* **Records to process**:
# # # # # # #

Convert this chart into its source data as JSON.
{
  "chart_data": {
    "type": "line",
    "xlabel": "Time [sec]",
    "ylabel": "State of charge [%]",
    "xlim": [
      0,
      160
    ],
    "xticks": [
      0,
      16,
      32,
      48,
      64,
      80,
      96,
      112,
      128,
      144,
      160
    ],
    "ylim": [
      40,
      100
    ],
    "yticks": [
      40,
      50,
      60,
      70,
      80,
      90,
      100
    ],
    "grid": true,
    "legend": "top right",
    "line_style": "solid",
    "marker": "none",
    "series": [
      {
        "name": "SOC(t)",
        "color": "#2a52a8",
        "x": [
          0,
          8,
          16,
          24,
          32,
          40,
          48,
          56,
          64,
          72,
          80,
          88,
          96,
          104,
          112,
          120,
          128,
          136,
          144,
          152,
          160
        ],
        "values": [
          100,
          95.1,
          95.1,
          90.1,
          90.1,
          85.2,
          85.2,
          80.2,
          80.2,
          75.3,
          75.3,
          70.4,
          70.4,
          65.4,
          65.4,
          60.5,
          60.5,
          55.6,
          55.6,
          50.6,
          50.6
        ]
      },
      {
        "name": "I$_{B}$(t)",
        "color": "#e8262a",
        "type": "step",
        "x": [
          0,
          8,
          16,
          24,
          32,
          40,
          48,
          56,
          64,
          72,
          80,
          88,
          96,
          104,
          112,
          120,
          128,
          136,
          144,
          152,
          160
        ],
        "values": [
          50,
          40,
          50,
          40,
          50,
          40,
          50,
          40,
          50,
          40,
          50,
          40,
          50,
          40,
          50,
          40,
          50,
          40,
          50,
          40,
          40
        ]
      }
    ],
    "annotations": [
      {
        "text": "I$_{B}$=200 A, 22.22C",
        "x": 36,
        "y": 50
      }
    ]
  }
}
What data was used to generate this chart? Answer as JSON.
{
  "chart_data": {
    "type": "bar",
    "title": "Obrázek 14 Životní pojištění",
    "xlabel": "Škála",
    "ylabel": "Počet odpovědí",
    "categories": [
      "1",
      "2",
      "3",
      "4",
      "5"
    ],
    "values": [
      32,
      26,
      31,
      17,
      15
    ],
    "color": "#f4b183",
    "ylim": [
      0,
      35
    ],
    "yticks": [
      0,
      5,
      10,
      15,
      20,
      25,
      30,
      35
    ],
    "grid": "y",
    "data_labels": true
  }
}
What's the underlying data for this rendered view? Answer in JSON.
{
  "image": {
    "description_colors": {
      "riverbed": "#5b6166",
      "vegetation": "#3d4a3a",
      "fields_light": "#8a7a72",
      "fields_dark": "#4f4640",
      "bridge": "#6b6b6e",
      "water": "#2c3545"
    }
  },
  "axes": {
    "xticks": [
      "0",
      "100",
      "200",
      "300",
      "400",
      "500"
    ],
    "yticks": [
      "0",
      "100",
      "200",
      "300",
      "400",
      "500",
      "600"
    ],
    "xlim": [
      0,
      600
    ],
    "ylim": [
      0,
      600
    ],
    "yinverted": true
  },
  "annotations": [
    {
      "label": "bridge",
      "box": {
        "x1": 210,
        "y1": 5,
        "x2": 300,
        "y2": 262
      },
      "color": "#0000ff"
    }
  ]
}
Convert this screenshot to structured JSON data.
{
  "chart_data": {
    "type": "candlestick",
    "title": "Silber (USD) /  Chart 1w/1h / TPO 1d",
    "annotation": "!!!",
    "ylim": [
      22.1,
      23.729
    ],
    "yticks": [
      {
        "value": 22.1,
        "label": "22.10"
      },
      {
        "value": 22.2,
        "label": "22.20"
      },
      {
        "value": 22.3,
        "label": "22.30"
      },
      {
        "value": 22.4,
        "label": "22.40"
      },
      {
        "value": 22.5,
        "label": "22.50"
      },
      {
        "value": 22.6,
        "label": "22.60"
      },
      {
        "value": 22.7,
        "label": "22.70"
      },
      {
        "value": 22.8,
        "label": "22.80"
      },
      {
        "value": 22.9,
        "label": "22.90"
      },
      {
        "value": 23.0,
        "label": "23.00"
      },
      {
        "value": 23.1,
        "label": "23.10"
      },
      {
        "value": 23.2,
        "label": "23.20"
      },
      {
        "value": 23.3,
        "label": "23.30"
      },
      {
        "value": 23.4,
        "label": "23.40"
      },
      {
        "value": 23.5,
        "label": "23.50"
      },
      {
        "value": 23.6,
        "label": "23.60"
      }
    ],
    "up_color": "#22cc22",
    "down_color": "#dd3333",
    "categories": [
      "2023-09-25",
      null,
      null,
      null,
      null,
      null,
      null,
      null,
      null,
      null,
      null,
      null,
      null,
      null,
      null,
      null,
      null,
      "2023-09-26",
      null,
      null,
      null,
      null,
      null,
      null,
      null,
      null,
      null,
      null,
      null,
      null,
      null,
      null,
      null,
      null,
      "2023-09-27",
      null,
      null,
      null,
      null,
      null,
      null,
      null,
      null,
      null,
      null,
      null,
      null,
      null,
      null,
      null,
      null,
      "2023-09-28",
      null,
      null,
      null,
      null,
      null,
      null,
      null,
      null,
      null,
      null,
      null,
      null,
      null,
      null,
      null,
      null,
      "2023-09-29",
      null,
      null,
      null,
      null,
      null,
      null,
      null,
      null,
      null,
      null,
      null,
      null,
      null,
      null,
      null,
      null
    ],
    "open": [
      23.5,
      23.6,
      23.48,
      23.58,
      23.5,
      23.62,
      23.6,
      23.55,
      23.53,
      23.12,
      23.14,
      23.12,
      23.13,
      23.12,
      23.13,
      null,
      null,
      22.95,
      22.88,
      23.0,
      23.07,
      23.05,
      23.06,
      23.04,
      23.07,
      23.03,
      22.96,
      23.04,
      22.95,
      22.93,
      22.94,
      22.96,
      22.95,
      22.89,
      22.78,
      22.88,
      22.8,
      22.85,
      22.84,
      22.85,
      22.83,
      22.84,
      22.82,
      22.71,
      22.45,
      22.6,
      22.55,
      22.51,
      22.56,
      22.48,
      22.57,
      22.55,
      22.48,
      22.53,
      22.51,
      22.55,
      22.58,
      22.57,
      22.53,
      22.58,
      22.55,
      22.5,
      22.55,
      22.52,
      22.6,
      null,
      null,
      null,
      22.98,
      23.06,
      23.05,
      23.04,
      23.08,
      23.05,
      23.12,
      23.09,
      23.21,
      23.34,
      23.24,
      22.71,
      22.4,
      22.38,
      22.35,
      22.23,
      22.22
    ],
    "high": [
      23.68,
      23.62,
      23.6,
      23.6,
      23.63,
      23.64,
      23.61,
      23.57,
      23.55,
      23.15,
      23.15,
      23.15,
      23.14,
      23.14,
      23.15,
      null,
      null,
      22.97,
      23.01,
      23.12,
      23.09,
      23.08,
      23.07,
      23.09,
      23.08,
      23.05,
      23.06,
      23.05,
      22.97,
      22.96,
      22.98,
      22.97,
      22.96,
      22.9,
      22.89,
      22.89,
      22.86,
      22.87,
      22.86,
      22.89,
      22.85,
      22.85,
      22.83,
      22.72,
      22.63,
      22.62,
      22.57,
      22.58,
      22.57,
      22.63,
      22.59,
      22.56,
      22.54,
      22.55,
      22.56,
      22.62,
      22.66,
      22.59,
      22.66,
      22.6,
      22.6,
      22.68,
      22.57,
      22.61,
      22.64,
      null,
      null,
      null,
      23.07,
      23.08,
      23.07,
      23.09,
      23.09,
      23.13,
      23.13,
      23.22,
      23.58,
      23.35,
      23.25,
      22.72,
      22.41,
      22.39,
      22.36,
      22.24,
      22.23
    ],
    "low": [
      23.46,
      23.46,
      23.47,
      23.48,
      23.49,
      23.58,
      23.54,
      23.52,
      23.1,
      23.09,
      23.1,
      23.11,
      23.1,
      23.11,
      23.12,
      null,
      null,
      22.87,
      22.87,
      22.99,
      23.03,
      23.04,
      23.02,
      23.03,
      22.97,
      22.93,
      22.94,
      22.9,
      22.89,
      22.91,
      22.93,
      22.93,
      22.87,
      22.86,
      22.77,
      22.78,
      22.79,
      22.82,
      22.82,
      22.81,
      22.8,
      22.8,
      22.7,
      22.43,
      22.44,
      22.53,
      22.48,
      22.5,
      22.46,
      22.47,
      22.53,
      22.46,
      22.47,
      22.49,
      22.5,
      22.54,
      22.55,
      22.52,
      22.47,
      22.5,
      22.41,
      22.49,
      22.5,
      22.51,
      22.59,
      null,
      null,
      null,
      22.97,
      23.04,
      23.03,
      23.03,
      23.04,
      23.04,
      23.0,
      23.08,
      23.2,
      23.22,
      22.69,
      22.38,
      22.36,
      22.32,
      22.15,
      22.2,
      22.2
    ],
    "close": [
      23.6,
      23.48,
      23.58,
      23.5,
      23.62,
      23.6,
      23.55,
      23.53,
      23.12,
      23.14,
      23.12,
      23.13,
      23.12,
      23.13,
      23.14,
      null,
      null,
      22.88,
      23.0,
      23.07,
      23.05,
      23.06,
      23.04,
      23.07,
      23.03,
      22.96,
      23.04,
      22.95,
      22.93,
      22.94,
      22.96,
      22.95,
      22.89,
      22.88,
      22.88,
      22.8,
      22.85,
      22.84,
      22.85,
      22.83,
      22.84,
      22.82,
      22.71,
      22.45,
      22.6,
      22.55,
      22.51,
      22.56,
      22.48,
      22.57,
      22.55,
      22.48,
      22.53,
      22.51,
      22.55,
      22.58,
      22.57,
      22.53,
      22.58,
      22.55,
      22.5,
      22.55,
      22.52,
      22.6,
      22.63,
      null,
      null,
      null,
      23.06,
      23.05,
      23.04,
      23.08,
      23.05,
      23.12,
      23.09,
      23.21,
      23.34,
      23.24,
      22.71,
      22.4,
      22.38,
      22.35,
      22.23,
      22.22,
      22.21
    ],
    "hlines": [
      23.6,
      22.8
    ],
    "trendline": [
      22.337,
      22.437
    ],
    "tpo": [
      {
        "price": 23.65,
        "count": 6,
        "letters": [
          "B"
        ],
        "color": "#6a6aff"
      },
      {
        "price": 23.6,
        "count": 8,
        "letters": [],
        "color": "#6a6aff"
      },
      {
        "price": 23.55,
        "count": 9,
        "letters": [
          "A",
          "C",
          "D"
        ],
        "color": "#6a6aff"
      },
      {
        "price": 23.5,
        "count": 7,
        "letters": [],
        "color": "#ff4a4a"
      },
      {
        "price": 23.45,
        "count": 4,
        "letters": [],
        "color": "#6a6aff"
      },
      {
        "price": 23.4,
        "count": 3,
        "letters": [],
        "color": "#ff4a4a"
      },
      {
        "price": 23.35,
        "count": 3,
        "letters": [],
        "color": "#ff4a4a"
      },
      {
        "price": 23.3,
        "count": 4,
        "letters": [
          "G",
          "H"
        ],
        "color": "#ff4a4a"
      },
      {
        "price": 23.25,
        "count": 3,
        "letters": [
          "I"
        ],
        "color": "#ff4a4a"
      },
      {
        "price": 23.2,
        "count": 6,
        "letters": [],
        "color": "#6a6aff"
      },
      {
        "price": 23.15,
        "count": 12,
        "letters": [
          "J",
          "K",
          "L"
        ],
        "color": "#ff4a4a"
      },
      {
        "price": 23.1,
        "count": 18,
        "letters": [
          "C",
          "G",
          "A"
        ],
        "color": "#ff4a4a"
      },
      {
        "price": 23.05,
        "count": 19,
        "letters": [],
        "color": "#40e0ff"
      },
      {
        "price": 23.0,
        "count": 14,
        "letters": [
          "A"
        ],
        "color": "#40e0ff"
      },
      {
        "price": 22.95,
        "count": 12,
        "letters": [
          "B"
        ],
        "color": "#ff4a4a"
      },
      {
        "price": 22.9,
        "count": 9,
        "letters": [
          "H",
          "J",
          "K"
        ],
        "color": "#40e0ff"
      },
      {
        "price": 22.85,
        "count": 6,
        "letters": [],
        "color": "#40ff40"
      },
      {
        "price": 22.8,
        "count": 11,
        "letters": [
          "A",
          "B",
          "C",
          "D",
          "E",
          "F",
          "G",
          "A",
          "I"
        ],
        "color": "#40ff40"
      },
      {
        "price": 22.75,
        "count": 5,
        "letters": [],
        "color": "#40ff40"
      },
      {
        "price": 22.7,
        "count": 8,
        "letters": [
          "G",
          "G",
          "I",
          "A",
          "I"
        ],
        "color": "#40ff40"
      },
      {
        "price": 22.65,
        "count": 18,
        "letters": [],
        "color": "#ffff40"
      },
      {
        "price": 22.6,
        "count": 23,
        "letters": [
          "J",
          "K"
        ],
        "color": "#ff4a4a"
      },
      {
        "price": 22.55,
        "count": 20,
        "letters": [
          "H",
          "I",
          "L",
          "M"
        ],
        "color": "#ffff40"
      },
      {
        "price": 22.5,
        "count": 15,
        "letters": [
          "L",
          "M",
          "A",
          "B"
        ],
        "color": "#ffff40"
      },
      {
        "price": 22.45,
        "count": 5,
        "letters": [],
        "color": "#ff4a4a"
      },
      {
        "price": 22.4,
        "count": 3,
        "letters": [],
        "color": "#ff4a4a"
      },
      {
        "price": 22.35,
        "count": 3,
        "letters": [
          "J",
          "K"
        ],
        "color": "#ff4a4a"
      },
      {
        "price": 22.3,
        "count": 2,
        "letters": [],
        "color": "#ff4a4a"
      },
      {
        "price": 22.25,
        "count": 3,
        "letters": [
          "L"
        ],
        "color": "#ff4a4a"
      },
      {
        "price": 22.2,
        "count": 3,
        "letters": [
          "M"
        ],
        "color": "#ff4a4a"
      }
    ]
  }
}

# # # # # # #

* **Short exercise**: Return all the lines that contain the string "Convert".

* **Problem solution**:
Convert this chart into its source data as JSON.
Convert this screenshot to structured JSON data.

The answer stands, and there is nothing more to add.